> **Records supplied**
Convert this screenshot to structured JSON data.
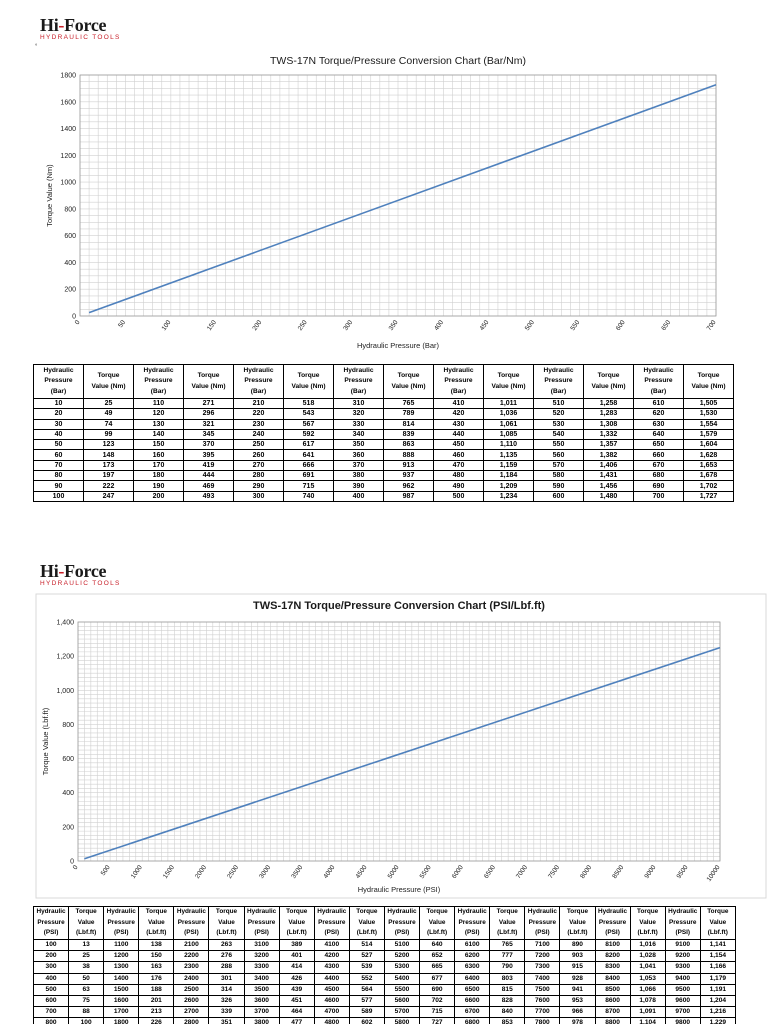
{
  "logos": [
    {
      "brand_main": "Hi",
      "brand_dash": "-",
      "brand_rest": "Force",
      "tagline": "HYDRAULIC TOOLS"
    },
    {
      "brand_main": "Hi",
      "brand_dash": "-",
      "brand_rest": "Force",
      "tagline": "HYDRAULIC TOOLS"
    }
  ],
  "bullet": "°",
  "colors": {
    "line": "#4f81bd",
    "grid": "#d0d0d0",
    "logo_red": "#c8202a"
  },
  "chart_data": [
    {
      "type": "line",
      "title": "TWS-17N Torque/Pressure Conversion Chart (Bar/Nm)",
      "xlabel": "Hydraulic Pressure (Bar)",
      "ylabel": "Torque Value (Nm)",
      "xlim": [
        0,
        700
      ],
      "ylim": [
        0,
        1800
      ],
      "xticks": [
        "0",
        "50",
        "100",
        "150",
        "200",
        "250",
        "300",
        "350",
        "400",
        "450",
        "500",
        "550",
        "600",
        "650",
        "700"
      ],
      "yticks": [
        "0",
        "200",
        "400",
        "600",
        "800",
        "1000",
        "1200",
        "1400",
        "1600",
        "1800"
      ],
      "grid": true,
      "series": [
        {
          "x": [
            10,
            700
          ],
          "y": [
            25,
            1727
          ]
        }
      ]
    },
    {
      "type": "line",
      "title": "TWS-17N Torque/Pressure Conversion Chart (PSI/Lbf.ft)",
      "xlabel": "Hydraulic Pressure (PSI)",
      "ylabel": "Torque Value (Lbf.ft)",
      "xlim": [
        0,
        10000
      ],
      "ylim": [
        0,
        1400
      ],
      "xticks": [
        "0",
        "500",
        "1000",
        "1500",
        "2000",
        "2500",
        "3000",
        "3500",
        "4000",
        "4500",
        "5000",
        "5500",
        "6000",
        "6500",
        "7000",
        "7500",
        "8000",
        "8500",
        "9000",
        "9500",
        "10000"
      ],
      "yticks": [
        "0",
        "200",
        "400",
        "600",
        "800",
        "1,000",
        "1,200",
        "1,400"
      ],
      "grid": true,
      "series": [
        {
          "x": [
            100,
            10000
          ],
          "y": [
            13,
            1250
          ]
        }
      ]
    }
  ],
  "table_bar": {
    "headers": [
      [
        "Hydraulic",
        "Pressure",
        "(Bar)"
      ],
      [
        "Torque",
        "Value (Nm)"
      ]
    ],
    "groups": [
      {
        "rows": [
          [
            "10",
            "25"
          ],
          [
            "20",
            "49"
          ],
          [
            "30",
            "74"
          ],
          [
            "40",
            "99"
          ],
          [
            "50",
            "123"
          ],
          [
            "60",
            "148"
          ],
          [
            "70",
            "173"
          ],
          [
            "80",
            "197"
          ],
          [
            "90",
            "222"
          ],
          [
            "100",
            "247"
          ]
        ]
      },
      {
        "rows": [
          [
            "110",
            "271"
          ],
          [
            "120",
            "296"
          ],
          [
            "130",
            "321"
          ],
          [
            "140",
            "345"
          ],
          [
            "150",
            "370"
          ],
          [
            "160",
            "395"
          ],
          [
            "170",
            "419"
          ],
          [
            "180",
            "444"
          ],
          [
            "190",
            "469"
          ],
          [
            "200",
            "493"
          ]
        ]
      },
      {
        "rows": [
          [
            "210",
            "518"
          ],
          [
            "220",
            "543"
          ],
          [
            "230",
            "567"
          ],
          [
            "240",
            "592"
          ],
          [
            "250",
            "617"
          ],
          [
            "260",
            "641"
          ],
          [
            "270",
            "666"
          ],
          [
            "280",
            "691"
          ],
          [
            "290",
            "715"
          ],
          [
            "300",
            "740"
          ]
        ]
      },
      {
        "rows": [
          [
            "310",
            "765"
          ],
          [
            "320",
            "789"
          ],
          [
            "330",
            "814"
          ],
          [
            "340",
            "839"
          ],
          [
            "350",
            "863"
          ],
          [
            "360",
            "888"
          ],
          [
            "370",
            "913"
          ],
          [
            "380",
            "937"
          ],
          [
            "390",
            "962"
          ],
          [
            "400",
            "987"
          ]
        ]
      },
      {
        "rows": [
          [
            "410",
            "1,011"
          ],
          [
            "420",
            "1,036"
          ],
          [
            "430",
            "1,061"
          ],
          [
            "440",
            "1,085"
          ],
          [
            "450",
            "1,110"
          ],
          [
            "460",
            "1,135"
          ],
          [
            "470",
            "1,159"
          ],
          [
            "480",
            "1,184"
          ],
          [
            "490",
            "1,209"
          ],
          [
            "500",
            "1,234"
          ]
        ]
      },
      {
        "rows": [
          [
            "510",
            "1,258"
          ],
          [
            "520",
            "1,283"
          ],
          [
            "530",
            "1,308"
          ],
          [
            "540",
            "1,332"
          ],
          [
            "550",
            "1,357"
          ],
          [
            "560",
            "1,382"
          ],
          [
            "570",
            "1,406"
          ],
          [
            "580",
            "1,431"
          ],
          [
            "590",
            "1,456"
          ],
          [
            "600",
            "1,480"
          ]
        ]
      },
      {
        "rows": [
          [
            "610",
            "1,505"
          ],
          [
            "620",
            "1,530"
          ],
          [
            "630",
            "1,554"
          ],
          [
            "640",
            "1,579"
          ],
          [
            "650",
            "1,604"
          ],
          [
            "660",
            "1,628"
          ],
          [
            "670",
            "1,653"
          ],
          [
            "680",
            "1,678"
          ],
          [
            "690",
            "1,702"
          ],
          [
            "700",
            "1,727"
          ]
        ]
      }
    ]
  },
  "table_psi": {
    "headers": [
      [
        "Hydraulic",
        "Pressure",
        "(PSI)"
      ],
      [
        "Torque",
        "Value",
        "(Lbf.ft)"
      ]
    ],
    "groups": [
      {
        "rows": [
          [
            "100",
            "13"
          ],
          [
            "200",
            "25"
          ],
          [
            "300",
            "38"
          ],
          [
            "400",
            "50"
          ],
          [
            "500",
            "63"
          ],
          [
            "600",
            "75"
          ],
          [
            "700",
            "88"
          ],
          [
            "800",
            "100"
          ]
        ]
      },
      {
        "rows": [
          [
            "1100",
            "138"
          ],
          [
            "1200",
            "150"
          ],
          [
            "1300",
            "163"
          ],
          [
            "1400",
            "176"
          ],
          [
            "1500",
            "188"
          ],
          [
            "1600",
            "201"
          ],
          [
            "1700",
            "213"
          ],
          [
            "1800",
            "226"
          ]
        ]
      },
      {
        "rows": [
          [
            "2100",
            "263"
          ],
          [
            "2200",
            "276"
          ],
          [
            "2300",
            "288"
          ],
          [
            "2400",
            "301"
          ],
          [
            "2500",
            "314"
          ],
          [
            "2600",
            "326"
          ],
          [
            "2700",
            "339"
          ],
          [
            "2800",
            "351"
          ]
        ]
      },
      {
        "rows": [
          [
            "3100",
            "389"
          ],
          [
            "3200",
            "401"
          ],
          [
            "3300",
            "414"
          ],
          [
            "3400",
            "426"
          ],
          [
            "3500",
            "439"
          ],
          [
            "3600",
            "451"
          ],
          [
            "3700",
            "464"
          ],
          [
            "3800",
            "477"
          ]
        ]
      },
      {
        "rows": [
          [
            "4100",
            "514"
          ],
          [
            "4200",
            "527"
          ],
          [
            "4300",
            "539"
          ],
          [
            "4400",
            "552"
          ],
          [
            "4500",
            "564"
          ],
          [
            "4600",
            "577"
          ],
          [
            "4700",
            "589"
          ],
          [
            "4800",
            "602"
          ]
        ]
      },
      {
        "rows": [
          [
            "5100",
            "640"
          ],
          [
            "5200",
            "652"
          ],
          [
            "5300",
            "665"
          ],
          [
            "5400",
            "677"
          ],
          [
            "5500",
            "690"
          ],
          [
            "5600",
            "702"
          ],
          [
            "5700",
            "715"
          ],
          [
            "5800",
            "727"
          ]
        ]
      },
      {
        "rows": [
          [
            "6100",
            "765"
          ],
          [
            "6200",
            "777"
          ],
          [
            "6300",
            "790"
          ],
          [
            "6400",
            "803"
          ],
          [
            "6500",
            "815"
          ],
          [
            "6600",
            "828"
          ],
          [
            "6700",
            "840"
          ],
          [
            "6800",
            "853"
          ]
        ]
      },
      {
        "rows": [
          [
            "7100",
            "890"
          ],
          [
            "7200",
            "903"
          ],
          [
            "7300",
            "915"
          ],
          [
            "7400",
            "928"
          ],
          [
            "7500",
            "941"
          ],
          [
            "7600",
            "953"
          ],
          [
            "7700",
            "966"
          ],
          [
            "7800",
            "978"
          ]
        ]
      },
      {
        "rows": [
          [
            "8100",
            "1,016"
          ],
          [
            "8200",
            "1,028"
          ],
          [
            "8300",
            "1,041"
          ],
          [
            "8400",
            "1,053"
          ],
          [
            "8500",
            "1,066"
          ],
          [
            "8600",
            "1,078"
          ],
          [
            "8700",
            "1,091"
          ],
          [
            "8800",
            "1,104"
          ]
        ]
      },
      {
        "rows": [
          [
            "9100",
            "1,141"
          ],
          [
            "9200",
            "1,154"
          ],
          [
            "9300",
            "1,166"
          ],
          [
            "9400",
            "1,179"
          ],
          [
            "9500",
            "1,191"
          ],
          [
            "9600",
            "1,204"
          ],
          [
            "9700",
            "1,216"
          ],
          [
            "9800",
            "1,229"
          ]
        ]
      }
    ]
  }
}
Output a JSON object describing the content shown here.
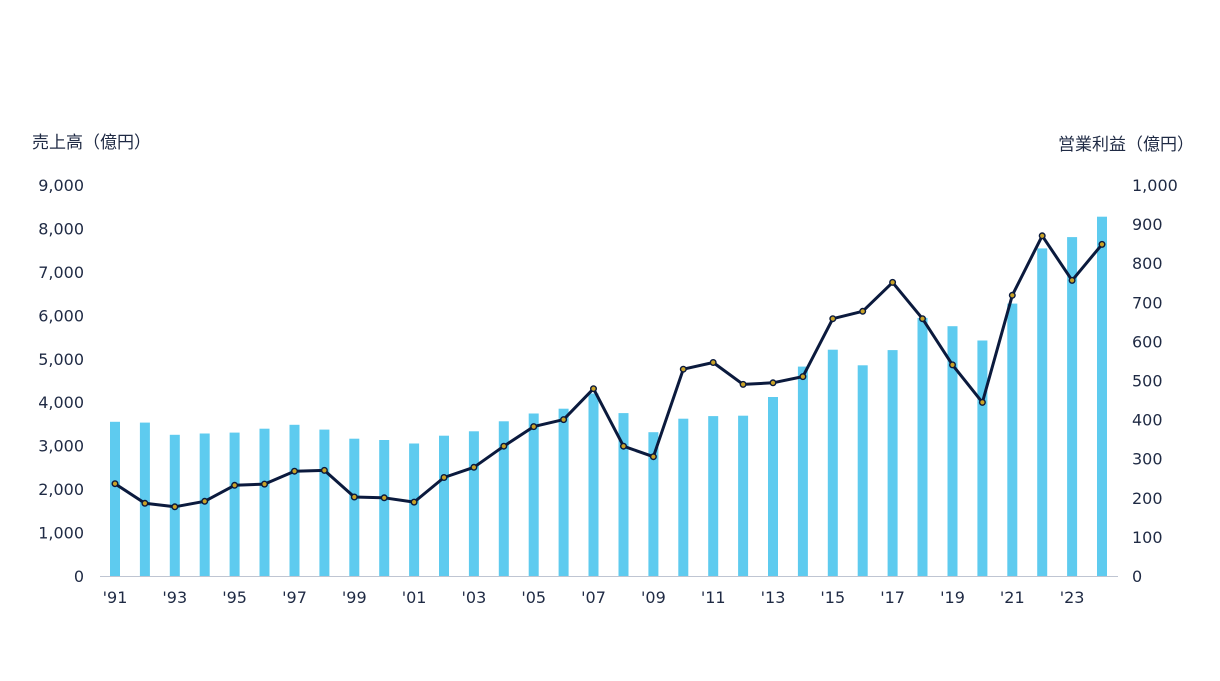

> **Your instructions**
Determine the number of lines where the string "xlabel" occurs, and give that number only.

> **Reply to the task**
2